WORK TO BE COMPLETED> Filter the entries below, keeping every line that has the word "title".

DATA FOR THIS TASK>
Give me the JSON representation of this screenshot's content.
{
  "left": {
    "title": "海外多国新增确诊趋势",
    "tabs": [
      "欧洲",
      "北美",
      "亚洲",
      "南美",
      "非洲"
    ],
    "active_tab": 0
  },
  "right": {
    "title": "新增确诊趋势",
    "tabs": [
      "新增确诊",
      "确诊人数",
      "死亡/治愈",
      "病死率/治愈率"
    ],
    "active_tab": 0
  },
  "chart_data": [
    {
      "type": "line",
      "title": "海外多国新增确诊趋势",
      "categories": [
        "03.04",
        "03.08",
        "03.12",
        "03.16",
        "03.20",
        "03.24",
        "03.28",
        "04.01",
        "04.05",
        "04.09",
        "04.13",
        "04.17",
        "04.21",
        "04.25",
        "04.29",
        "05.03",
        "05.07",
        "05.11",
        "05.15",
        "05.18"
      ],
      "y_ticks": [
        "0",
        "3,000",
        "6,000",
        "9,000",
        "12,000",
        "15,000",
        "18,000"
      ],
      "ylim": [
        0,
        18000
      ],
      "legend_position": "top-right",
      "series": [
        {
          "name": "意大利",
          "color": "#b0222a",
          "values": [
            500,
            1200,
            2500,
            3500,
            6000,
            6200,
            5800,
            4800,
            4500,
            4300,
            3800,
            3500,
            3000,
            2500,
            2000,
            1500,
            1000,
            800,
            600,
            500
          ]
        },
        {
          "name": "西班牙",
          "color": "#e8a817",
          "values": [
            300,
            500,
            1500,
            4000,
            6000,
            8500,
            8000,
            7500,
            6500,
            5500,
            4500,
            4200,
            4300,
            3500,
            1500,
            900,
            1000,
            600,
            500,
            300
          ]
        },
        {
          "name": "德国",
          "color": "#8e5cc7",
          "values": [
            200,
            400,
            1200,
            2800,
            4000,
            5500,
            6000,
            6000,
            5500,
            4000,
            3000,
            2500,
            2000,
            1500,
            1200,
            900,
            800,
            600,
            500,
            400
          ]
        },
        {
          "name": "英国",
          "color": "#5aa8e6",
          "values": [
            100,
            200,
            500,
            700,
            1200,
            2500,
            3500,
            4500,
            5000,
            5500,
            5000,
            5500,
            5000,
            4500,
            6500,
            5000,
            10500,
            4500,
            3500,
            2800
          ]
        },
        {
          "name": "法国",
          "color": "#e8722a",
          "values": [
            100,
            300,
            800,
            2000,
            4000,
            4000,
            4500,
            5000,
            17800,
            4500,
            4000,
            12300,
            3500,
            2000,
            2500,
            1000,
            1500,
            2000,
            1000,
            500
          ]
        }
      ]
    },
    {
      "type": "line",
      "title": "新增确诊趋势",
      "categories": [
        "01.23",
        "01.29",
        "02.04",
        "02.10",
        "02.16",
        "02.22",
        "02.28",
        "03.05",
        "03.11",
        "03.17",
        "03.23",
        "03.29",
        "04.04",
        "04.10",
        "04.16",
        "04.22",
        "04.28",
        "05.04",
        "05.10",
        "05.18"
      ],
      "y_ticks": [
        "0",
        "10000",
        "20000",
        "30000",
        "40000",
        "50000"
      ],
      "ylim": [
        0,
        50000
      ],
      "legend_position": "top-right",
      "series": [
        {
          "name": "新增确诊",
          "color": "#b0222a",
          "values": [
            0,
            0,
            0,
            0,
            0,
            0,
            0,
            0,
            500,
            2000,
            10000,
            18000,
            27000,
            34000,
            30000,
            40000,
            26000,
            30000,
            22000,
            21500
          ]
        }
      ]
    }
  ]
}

OUTPUT>
    "title": "海外多国新增确诊趋势",
    "title": "新增确诊趋势",
      "title": "海外多国新增确诊趋势",
      "title": "新增确诊趋势",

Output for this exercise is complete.